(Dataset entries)
☆ ☆ ☆

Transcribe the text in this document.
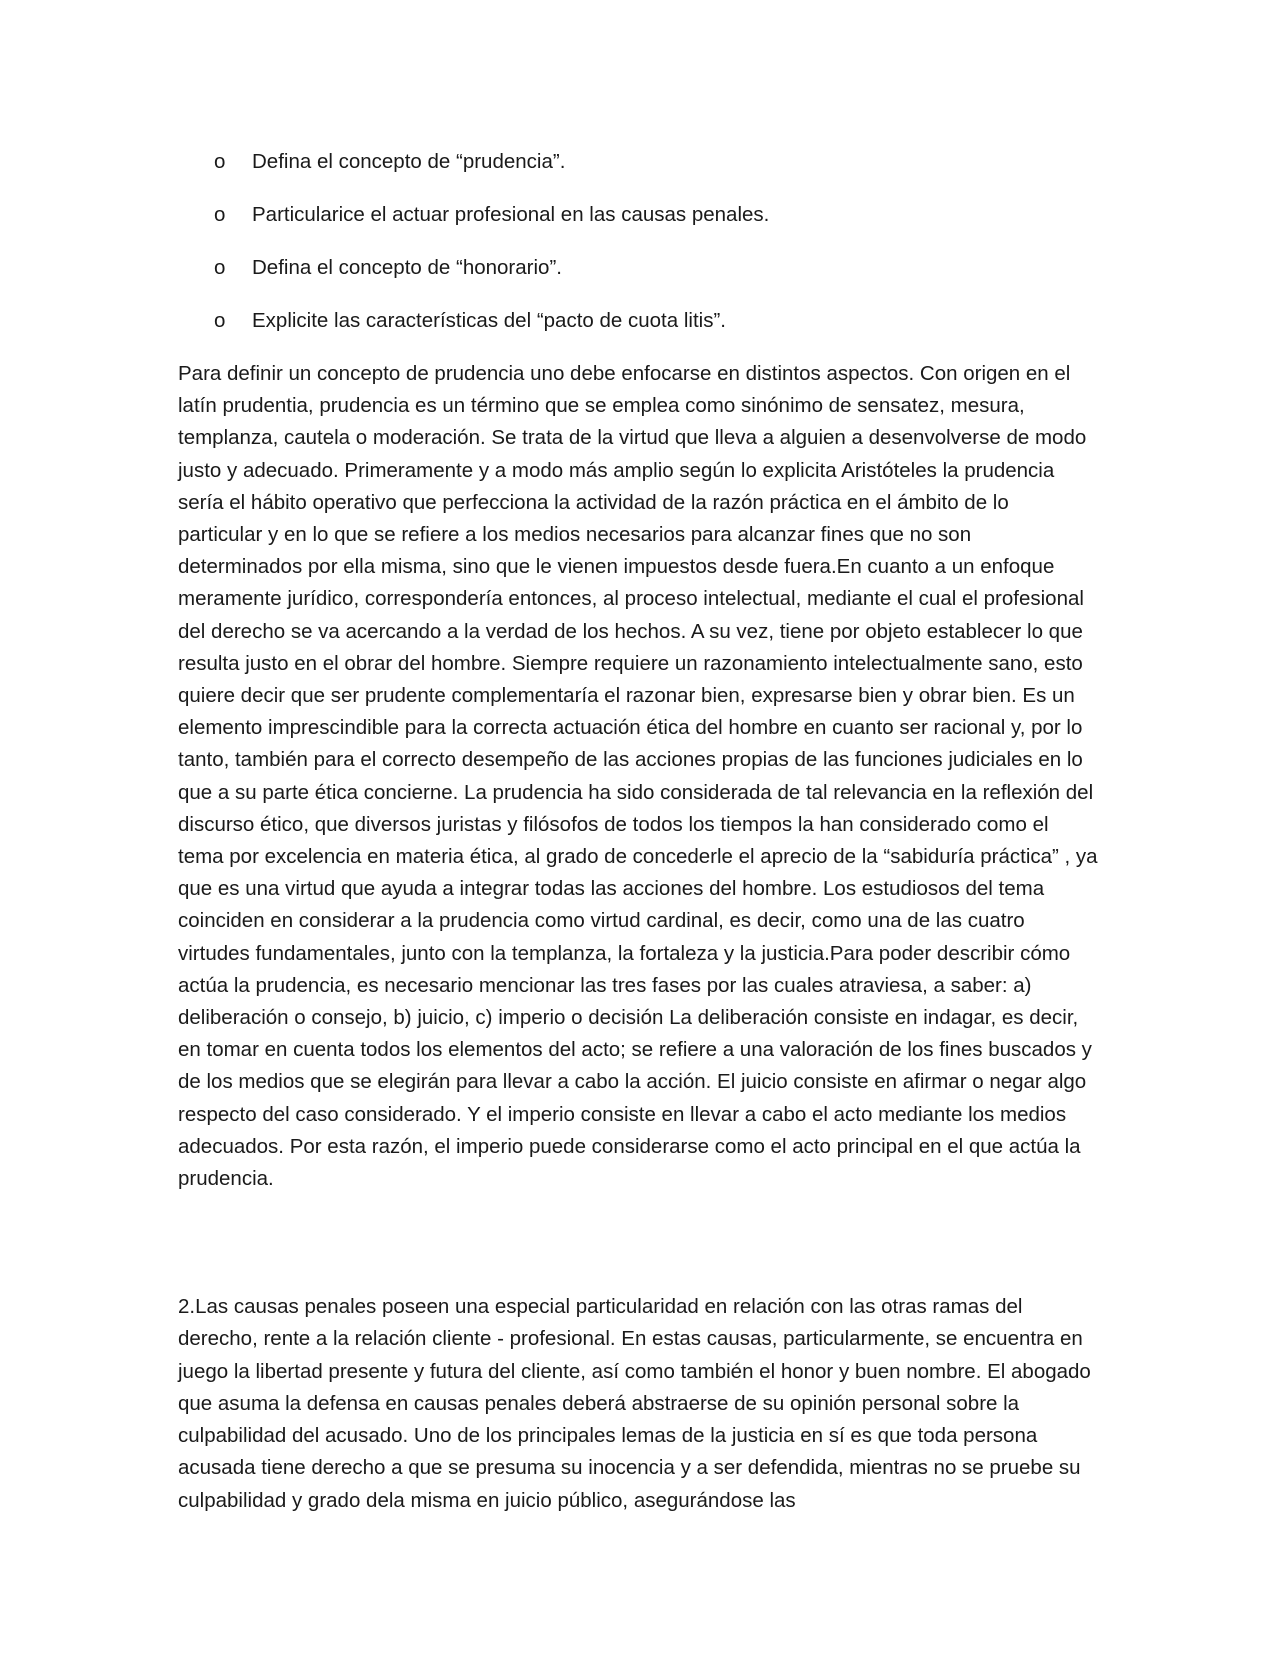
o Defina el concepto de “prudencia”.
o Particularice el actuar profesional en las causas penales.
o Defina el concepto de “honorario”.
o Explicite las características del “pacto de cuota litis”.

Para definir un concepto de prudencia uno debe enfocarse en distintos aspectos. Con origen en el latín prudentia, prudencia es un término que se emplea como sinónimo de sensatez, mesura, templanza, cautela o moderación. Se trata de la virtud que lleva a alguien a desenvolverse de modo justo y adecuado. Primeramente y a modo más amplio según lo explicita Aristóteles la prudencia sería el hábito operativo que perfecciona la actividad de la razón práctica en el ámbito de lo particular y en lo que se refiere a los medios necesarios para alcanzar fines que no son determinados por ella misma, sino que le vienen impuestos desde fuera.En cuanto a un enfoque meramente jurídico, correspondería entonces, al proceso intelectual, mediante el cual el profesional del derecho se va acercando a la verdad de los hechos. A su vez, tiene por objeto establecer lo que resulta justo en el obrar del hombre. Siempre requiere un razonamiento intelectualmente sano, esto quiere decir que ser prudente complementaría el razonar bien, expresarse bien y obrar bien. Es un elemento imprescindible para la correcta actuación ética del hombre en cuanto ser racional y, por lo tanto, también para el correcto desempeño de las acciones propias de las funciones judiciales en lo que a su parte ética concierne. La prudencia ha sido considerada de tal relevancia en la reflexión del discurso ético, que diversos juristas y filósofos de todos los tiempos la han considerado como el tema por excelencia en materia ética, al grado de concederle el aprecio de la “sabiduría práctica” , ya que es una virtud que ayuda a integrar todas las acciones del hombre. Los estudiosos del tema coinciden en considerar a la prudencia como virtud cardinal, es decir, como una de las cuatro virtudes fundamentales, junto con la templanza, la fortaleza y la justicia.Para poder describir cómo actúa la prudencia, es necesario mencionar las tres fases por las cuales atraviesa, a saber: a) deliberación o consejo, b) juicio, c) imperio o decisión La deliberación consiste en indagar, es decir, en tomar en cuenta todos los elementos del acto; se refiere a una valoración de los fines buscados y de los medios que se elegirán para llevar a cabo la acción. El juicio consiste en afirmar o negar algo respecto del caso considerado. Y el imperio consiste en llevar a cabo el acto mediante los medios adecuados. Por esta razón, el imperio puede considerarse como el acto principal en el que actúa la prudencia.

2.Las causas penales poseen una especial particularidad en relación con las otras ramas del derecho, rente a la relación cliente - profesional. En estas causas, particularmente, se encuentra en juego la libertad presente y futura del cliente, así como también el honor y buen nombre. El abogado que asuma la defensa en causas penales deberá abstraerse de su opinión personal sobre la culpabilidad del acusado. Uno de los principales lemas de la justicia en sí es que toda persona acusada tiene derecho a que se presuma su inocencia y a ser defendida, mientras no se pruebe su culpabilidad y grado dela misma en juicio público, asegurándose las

☆ ☆ ☆

To be done:
Repeat the material exactly as it reads, without any of its pictures.

Solution to the exercise:
Transcribe the text in this document.
o Defina el concepto de “prudencia”.
o Particularice el actuar profesional en las causas penales.
o Defina el concepto de “honorario”.
o Explicite las características del “pacto de cuota litis”.

Para definir un concepto de prudencia uno debe enfocarse en distintos aspectos. Con origen en el latín prudentia, prudencia es un término que se emplea como sinónimo de sensatez, mesura, templanza, cautela o moderación. Se trata de la virtud que lleva a alguien a desenvolverse de modo justo y adecuado. Primeramente y a modo más amplio según lo explicita Aristóteles la prudencia sería el hábito operativo que perfecciona la actividad de la razón práctica en el ámbito de lo particular y en lo que se refiere a los medios necesarios para alcanzar fines que no son determinados por ella misma, sino que le vienen impuestos desde fuera.En cuanto a un enfoque meramente jurídico, correspondería entonces, al proceso intelectual, mediante el cual el profesional del derecho se va acercando a la verdad de los hechos. A su vez, tiene por objeto establecer lo que resulta justo en el obrar del hombre. Siempre requiere un razonamiento intelectualmente sano, esto quiere decir que ser prudente complementaría el razonar bien, expresarse bien y obrar bien. Es un elemento imprescindible para la correcta actuación ética del hombre en cuanto ser racional y, por lo tanto, también para el correcto desempeño de las acciones propias de las funciones judiciales en lo que a su parte ética concierne. La prudencia ha sido considerada de tal relevancia en la reflexión del discurso ético, que diversos juristas y filósofos de todos los tiempos la han considerado como el tema por excelencia en materia ética, al grado de concederle el aprecio de la “sabiduría práctica” , ya que es una virtud que ayuda a integrar todas las acciones del hombre. Los estudiosos del tema coinciden en considerar a la prudencia como virtud cardinal, es decir, como una de las cuatro virtudes fundamentales, junto con la templanza, la fortaleza y la justicia.Para poder describir cómo actúa la prudencia, es necesario mencionar las tres fases por las cuales atraviesa, a saber: a) deliberación o consejo, b) juicio, c) imperio o decisión La deliberación consiste en indagar, es decir, en tomar en cuenta todos los elementos del acto; se refiere a una valoración de los fines buscados y de los medios que se elegirán para llevar a cabo la acción. El juicio consiste en afirmar o negar algo respecto del caso considerado. Y el imperio consiste en llevar a cabo el acto mediante los medios adecuados. Por esta razón, el imperio puede considerarse como el acto principal en el que actúa la prudencia.

2.Las causas penales poseen una especial particularidad en relación con las otras ramas del derecho, rente a la relación cliente - profesional. En estas causas, particularmente, se encuentra en juego la libertad presente y futura del cliente, así como también el honor y buen nombre. El abogado que asuma la defensa en causas penales deberá abstraerse de su opinión personal sobre la culpabilidad del acusado. Uno de los principales lemas de la justicia en sí es que toda persona acusada tiene derecho a que se presuma su inocencia y a ser defendida, mientras no se pruebe su culpabilidad y grado dela misma en juicio público, asegurándose las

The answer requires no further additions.